• _Written exercise_: Keep only the lines where "from" appears.

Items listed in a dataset
──────────────────────────────
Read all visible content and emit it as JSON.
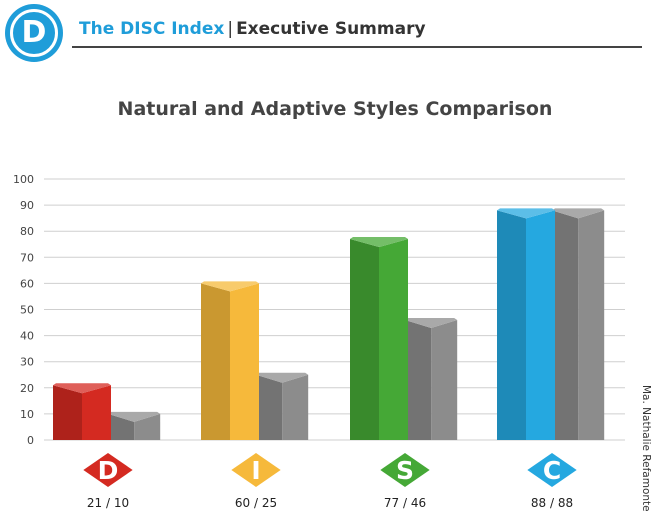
{
  "header": {
    "logo_letter": "D",
    "brand": "The DISC Index",
    "separator": "|",
    "section": "Executive Summary"
  },
  "side_note": "Ma. Nathalie Refamonte",
  "chart_data": {
    "type": "bar",
    "title": "Natural and Adaptive Styles Comparison",
    "categories": [
      "D",
      "I",
      "S",
      "C"
    ],
    "series": [
      {
        "values": [
          21,
          60,
          77,
          88
        ]
      },
      {
        "values": [
          10,
          25,
          46,
          88
        ]
      }
    ],
    "value_labels": [
      "21 / 10",
      "60 / 25",
      "77 / 46",
      "88 / 88"
    ],
    "category_colors": [
      "#d42a21",
      "#f6b93b",
      "#45a836",
      "#25a8e0"
    ],
    "secondary_color": "#8c8c8c",
    "ylim": [
      0,
      100
    ],
    "yticks": [
      0,
      10,
      20,
      30,
      40,
      50,
      60,
      70,
      80,
      90,
      100
    ],
    "grid": true
  }
}
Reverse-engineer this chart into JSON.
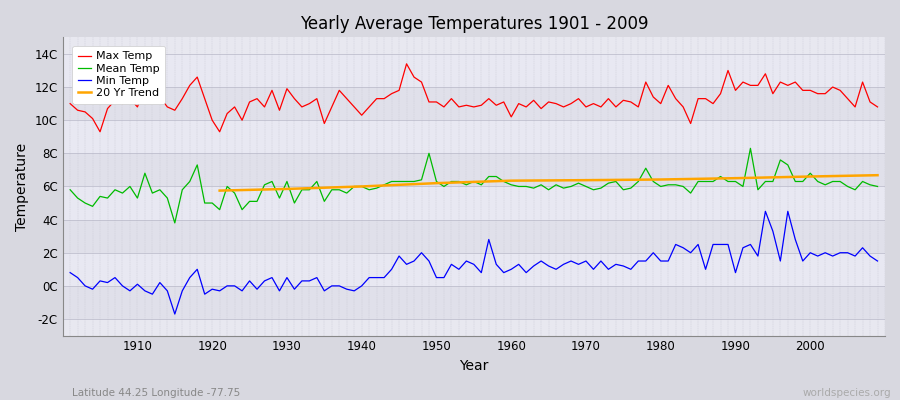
{
  "title": "Yearly Average Temperatures 1901 - 2009",
  "xlabel": "Year",
  "ylabel": "Temperature",
  "bottom_left": "Latitude 44.25 Longitude -77.75",
  "bottom_right": "worldspecies.org",
  "year_start": 1901,
  "year_end": 2009,
  "ylim": [
    -3,
    15
  ],
  "yticks": [
    -2,
    0,
    2,
    4,
    6,
    8,
    10,
    12,
    14
  ],
  "ytick_labels": [
    "-2C",
    "0C",
    "2C",
    "4C",
    "6C",
    "8C",
    "10C",
    "12C",
    "14C"
  ],
  "colors": {
    "max": "#ff0000",
    "mean": "#00bb00",
    "min": "#0000ff",
    "trend": "#ffa500",
    "fig_bg": "#d8d8e0",
    "plot_bg": "#e8e8f0"
  },
  "legend": {
    "max": "Max Temp",
    "mean": "Mean Temp",
    "min": "Min Temp",
    "trend": "20 Yr Trend"
  },
  "max_temp": [
    11.0,
    10.6,
    10.5,
    10.1,
    9.3,
    10.7,
    11.2,
    11.0,
    11.3,
    10.8,
    12.0,
    11.3,
    11.4,
    10.8,
    10.6,
    11.3,
    12.1,
    12.6,
    11.3,
    10.0,
    9.3,
    10.4,
    10.8,
    10.0,
    11.1,
    11.3,
    10.8,
    11.8,
    10.6,
    11.9,
    11.3,
    10.8,
    11.0,
    11.3,
    9.8,
    10.8,
    11.8,
    11.3,
    10.8,
    10.3,
    10.8,
    11.3,
    11.3,
    11.6,
    11.8,
    13.4,
    12.6,
    12.3,
    11.1,
    11.1,
    10.8,
    11.3,
    10.8,
    10.9,
    10.8,
    10.9,
    11.3,
    10.9,
    11.1,
    10.2,
    11.0,
    10.8,
    11.2,
    10.7,
    11.1,
    11.0,
    10.8,
    11.0,
    11.3,
    10.8,
    11.0,
    10.8,
    11.3,
    10.8,
    11.2,
    11.1,
    10.8,
    12.3,
    11.4,
    11.0,
    12.1,
    11.3,
    10.8,
    9.8,
    11.3,
    11.3,
    11.0,
    11.6,
    13.0,
    11.8,
    12.3,
    12.1,
    12.1,
    12.8,
    11.6,
    12.3,
    12.1,
    12.3,
    11.8,
    11.8,
    11.6,
    11.6,
    12.0,
    11.8,
    11.3,
    10.8,
    12.3,
    11.1,
    10.8
  ],
  "mean_temp": [
    5.8,
    5.3,
    5.0,
    4.8,
    5.4,
    5.3,
    5.8,
    5.6,
    6.0,
    5.3,
    6.8,
    5.6,
    5.8,
    5.3,
    3.8,
    5.8,
    6.3,
    7.3,
    5.0,
    5.0,
    4.6,
    6.0,
    5.6,
    4.6,
    5.1,
    5.1,
    6.1,
    6.3,
    5.3,
    6.3,
    5.0,
    5.8,
    5.8,
    6.3,
    5.1,
    5.8,
    5.8,
    5.6,
    6.0,
    6.0,
    5.8,
    5.9,
    6.1,
    6.3,
    6.3,
    6.3,
    6.3,
    6.4,
    8.0,
    6.3,
    6.0,
    6.3,
    6.3,
    6.1,
    6.3,
    6.1,
    6.6,
    6.6,
    6.3,
    6.1,
    6.0,
    6.0,
    5.9,
    6.1,
    5.8,
    6.1,
    5.9,
    6.0,
    6.2,
    6.0,
    5.8,
    5.9,
    6.2,
    6.3,
    5.8,
    5.9,
    6.3,
    7.1,
    6.3,
    6.0,
    6.1,
    6.1,
    6.0,
    5.6,
    6.3,
    6.3,
    6.3,
    6.6,
    6.3,
    6.3,
    6.0,
    8.3,
    5.8,
    6.3,
    6.3,
    7.6,
    7.3,
    6.3,
    6.3,
    6.8,
    6.3,
    6.1,
    6.3,
    6.3,
    6.0,
    5.8,
    6.3,
    6.1,
    6.0
  ],
  "min_temp": [
    0.8,
    0.5,
    0.0,
    -0.2,
    0.3,
    0.2,
    0.5,
    0.0,
    -0.3,
    0.1,
    -0.3,
    -0.5,
    0.2,
    -0.3,
    -1.7,
    -0.3,
    0.5,
    1.0,
    -0.5,
    -0.2,
    -0.3,
    0.0,
    0.0,
    -0.3,
    0.3,
    -0.2,
    0.3,
    0.5,
    -0.3,
    0.5,
    -0.2,
    0.3,
    0.3,
    0.5,
    -0.3,
    0.0,
    0.0,
    -0.2,
    -0.3,
    0.0,
    0.5,
    0.5,
    0.5,
    1.0,
    1.8,
    1.3,
    1.5,
    2.0,
    1.5,
    0.5,
    0.5,
    1.3,
    1.0,
    1.5,
    1.3,
    0.8,
    2.8,
    1.3,
    0.8,
    1.0,
    1.3,
    0.8,
    1.2,
    1.5,
    1.2,
    1.0,
    1.3,
    1.5,
    1.3,
    1.5,
    1.0,
    1.5,
    1.0,
    1.3,
    1.2,
    1.0,
    1.5,
    1.5,
    2.0,
    1.5,
    1.5,
    2.5,
    2.3,
    2.0,
    2.5,
    1.0,
    2.5,
    2.5,
    2.5,
    0.8,
    2.3,
    2.5,
    1.8,
    4.5,
    3.3,
    1.5,
    4.5,
    2.8,
    1.5,
    2.0,
    1.8,
    2.0,
    1.8,
    2.0,
    2.0,
    1.8,
    2.3,
    1.8,
    1.5
  ],
  "trend_x": [
    1921,
    1930,
    1940,
    1950,
    1960,
    1970,
    1980,
    1990,
    2000,
    2009
  ],
  "trend_y": [
    5.75,
    5.85,
    6.0,
    6.2,
    6.35,
    6.38,
    6.42,
    6.5,
    6.6,
    6.68
  ]
}
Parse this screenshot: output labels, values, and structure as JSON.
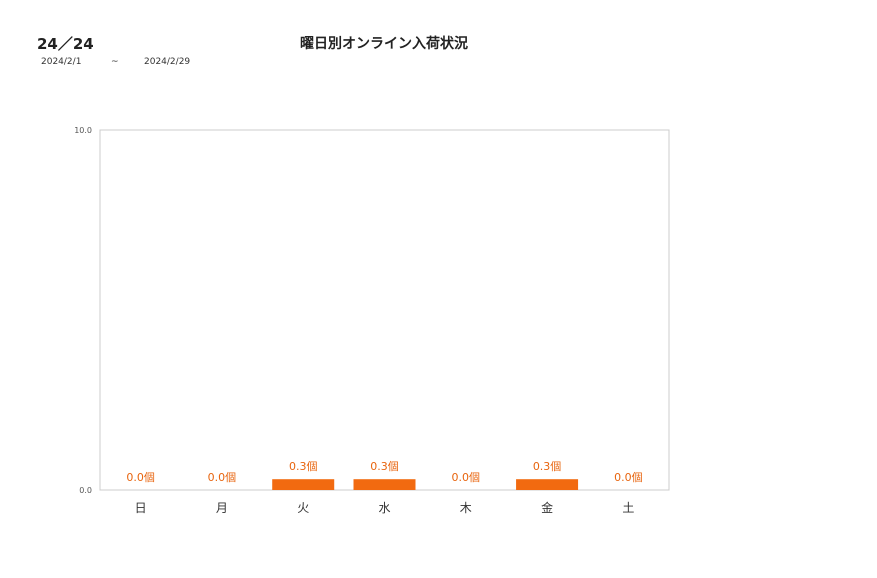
{
  "header": {
    "code": "24／24",
    "title": "曜日別オンライン入荷状況",
    "period_start": "2024/2/1",
    "period_sep": "~",
    "period_end": "2024/2/29"
  },
  "colors": {
    "bar": "#f26a10",
    "label": "#e8650f",
    "axis": "#cccccc",
    "tick": "#555555"
  },
  "chart_data": {
    "type": "bar",
    "title": "曜日別オンライン入荷状況",
    "categories": [
      "日",
      "月",
      "火",
      "水",
      "木",
      "金",
      "土"
    ],
    "values": [
      0.0,
      0.0,
      0.3,
      0.3,
      0.0,
      0.3,
      0.0
    ],
    "data_labels": [
      "0.0個",
      "0.0個",
      "0.3個",
      "0.3個",
      "0.0個",
      "0.3個",
      "0.0個"
    ],
    "ylim": [
      0,
      10
    ],
    "yticks": [
      "0.0",
      "10.0"
    ],
    "grid": false,
    "legend": "none"
  }
}
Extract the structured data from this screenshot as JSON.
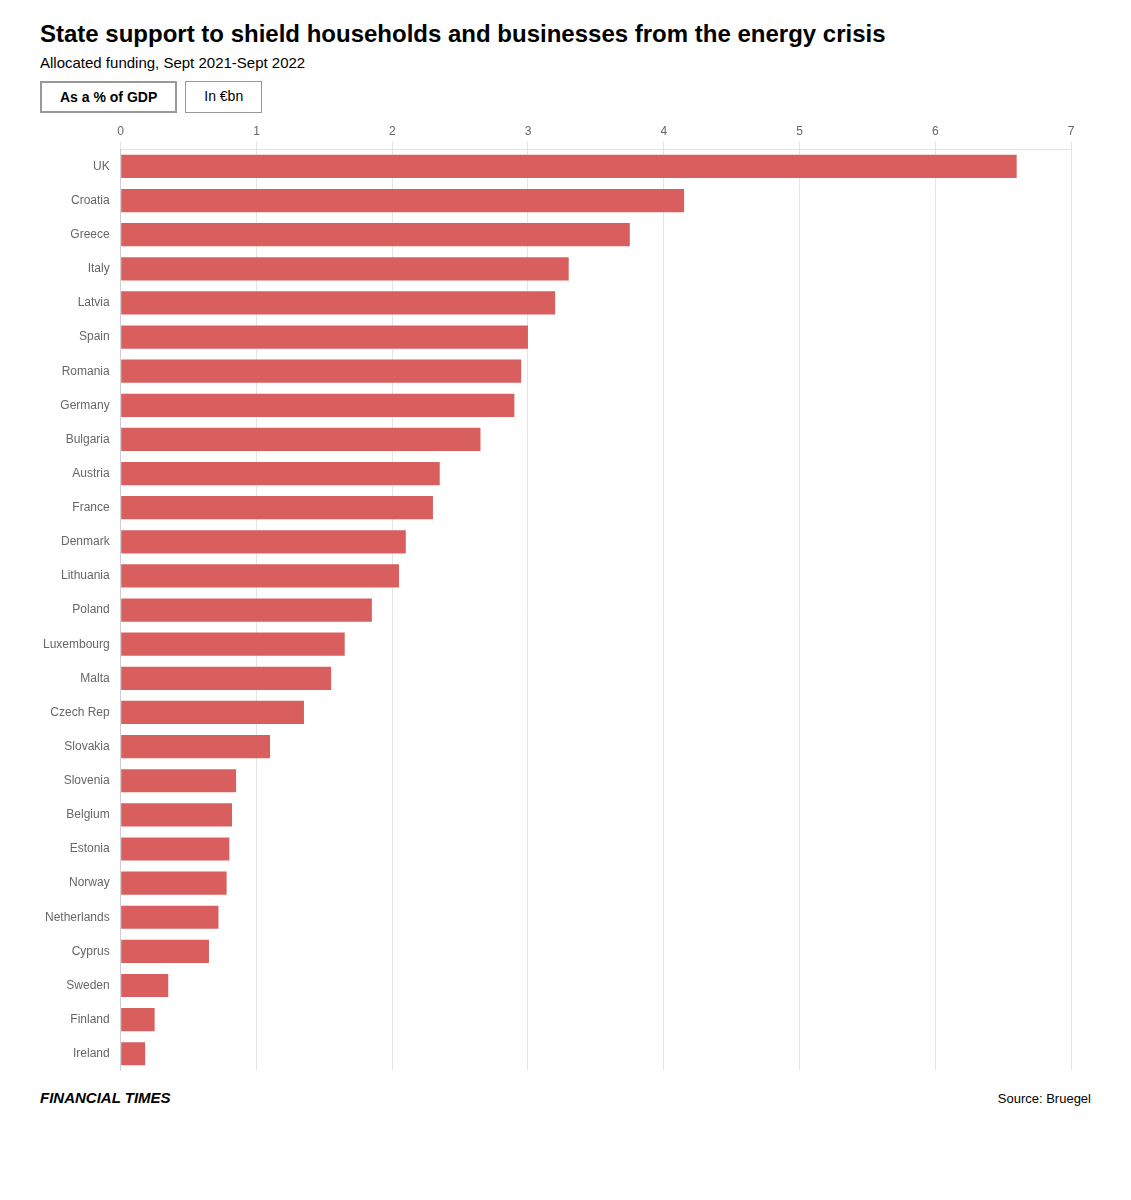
{
  "chart_data": {
    "type": "bar",
    "orientation": "horizontal",
    "title": "State support to shield households and businesses from the energy crisis",
    "subtitle": "Allocated funding, Sept 2021-Sept 2022",
    "annotations": [
      "As a % of GDP",
      "In €bn",
      "FINANCIAL TIMES",
      "Source: Bruegel"
    ],
    "categories": [
      "UK",
      "Croatia",
      "Greece",
      "Italy",
      "Latvia",
      "Spain",
      "Romania",
      "Germany",
      "Bulgaria",
      "Austria",
      "France",
      "Denmark",
      "Lithuania",
      "Poland",
      "Luxembourg",
      "Malta",
      "Czech Rep",
      "Slovakia",
      "Slovenia",
      "Belgium",
      "Estonia",
      "Norway",
      "Netherlands",
      "Cyprus",
      "Sweden",
      "Finland",
      "Ireland"
    ],
    "values": [
      6.6,
      4.15,
      3.75,
      3.3,
      3.2,
      3.0,
      2.95,
      2.9,
      2.65,
      2.35,
      2.3,
      2.1,
      2.05,
      1.85,
      1.65,
      1.55,
      1.35,
      1.1,
      0.85,
      0.82,
      0.8,
      0.78,
      0.72,
      0.65,
      0.35,
      0.25,
      0.18
    ],
    "color": "#d95f5f",
    "xlim": [
      0,
      7
    ],
    "xticks": [
      0,
      1,
      2,
      3,
      4,
      5,
      6,
      7
    ],
    "grid": true
  }
}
──────────────────────────────
• _Worked answer_:
Extract the structured data from this screenshot as JSON.
    "title": "State support to shield households and businesses from the energy crisis",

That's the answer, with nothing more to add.